EXERCISE AIM =>
Look through the entries below and return all lines including the word "seye".

STUDY MATERIAL =>
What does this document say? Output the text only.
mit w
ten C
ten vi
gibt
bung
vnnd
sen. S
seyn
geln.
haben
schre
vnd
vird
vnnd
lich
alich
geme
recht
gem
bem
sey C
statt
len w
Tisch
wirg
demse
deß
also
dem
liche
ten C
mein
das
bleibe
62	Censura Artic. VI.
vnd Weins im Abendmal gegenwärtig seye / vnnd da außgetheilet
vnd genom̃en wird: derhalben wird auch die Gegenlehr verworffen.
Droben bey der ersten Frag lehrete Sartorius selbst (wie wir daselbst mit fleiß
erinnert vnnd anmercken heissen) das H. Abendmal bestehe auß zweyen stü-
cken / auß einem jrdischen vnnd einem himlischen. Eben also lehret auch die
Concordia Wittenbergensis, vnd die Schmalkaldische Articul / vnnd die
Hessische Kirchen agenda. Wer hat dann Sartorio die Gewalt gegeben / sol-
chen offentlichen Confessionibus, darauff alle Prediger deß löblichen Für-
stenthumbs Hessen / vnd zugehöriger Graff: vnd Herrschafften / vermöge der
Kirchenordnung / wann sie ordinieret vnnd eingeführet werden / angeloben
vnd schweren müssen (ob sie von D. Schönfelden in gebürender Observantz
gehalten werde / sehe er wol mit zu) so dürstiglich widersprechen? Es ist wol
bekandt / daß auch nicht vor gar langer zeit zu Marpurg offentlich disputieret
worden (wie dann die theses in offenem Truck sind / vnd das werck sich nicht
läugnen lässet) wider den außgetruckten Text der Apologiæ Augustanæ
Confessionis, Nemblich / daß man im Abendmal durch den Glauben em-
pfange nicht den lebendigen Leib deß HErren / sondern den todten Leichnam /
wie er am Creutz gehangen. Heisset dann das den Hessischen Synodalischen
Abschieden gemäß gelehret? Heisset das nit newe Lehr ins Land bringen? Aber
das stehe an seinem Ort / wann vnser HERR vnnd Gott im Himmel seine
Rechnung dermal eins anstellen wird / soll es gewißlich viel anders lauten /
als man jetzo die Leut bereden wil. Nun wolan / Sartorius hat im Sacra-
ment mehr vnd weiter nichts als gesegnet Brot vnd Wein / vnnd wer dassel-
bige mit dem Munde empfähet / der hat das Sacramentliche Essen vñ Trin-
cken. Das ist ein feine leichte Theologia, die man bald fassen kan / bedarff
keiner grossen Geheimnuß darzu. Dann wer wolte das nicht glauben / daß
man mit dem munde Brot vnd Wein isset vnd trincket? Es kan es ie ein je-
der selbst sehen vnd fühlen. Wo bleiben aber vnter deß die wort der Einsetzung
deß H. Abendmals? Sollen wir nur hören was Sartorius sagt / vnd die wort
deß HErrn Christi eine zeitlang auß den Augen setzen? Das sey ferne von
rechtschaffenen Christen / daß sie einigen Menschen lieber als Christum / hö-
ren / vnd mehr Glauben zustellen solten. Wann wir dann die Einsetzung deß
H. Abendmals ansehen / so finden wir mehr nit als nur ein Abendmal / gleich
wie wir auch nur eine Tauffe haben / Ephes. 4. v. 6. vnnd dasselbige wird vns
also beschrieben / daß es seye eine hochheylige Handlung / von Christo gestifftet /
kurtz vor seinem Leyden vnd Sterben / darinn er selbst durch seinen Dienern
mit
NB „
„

RESPONSE AREA =>
vnd Weins im Abendmal gegenwärtig seye / vnnd da außgetheilet
also beschrieben / daß es seye eine hochheylige Handlung / von Christo gestifftet /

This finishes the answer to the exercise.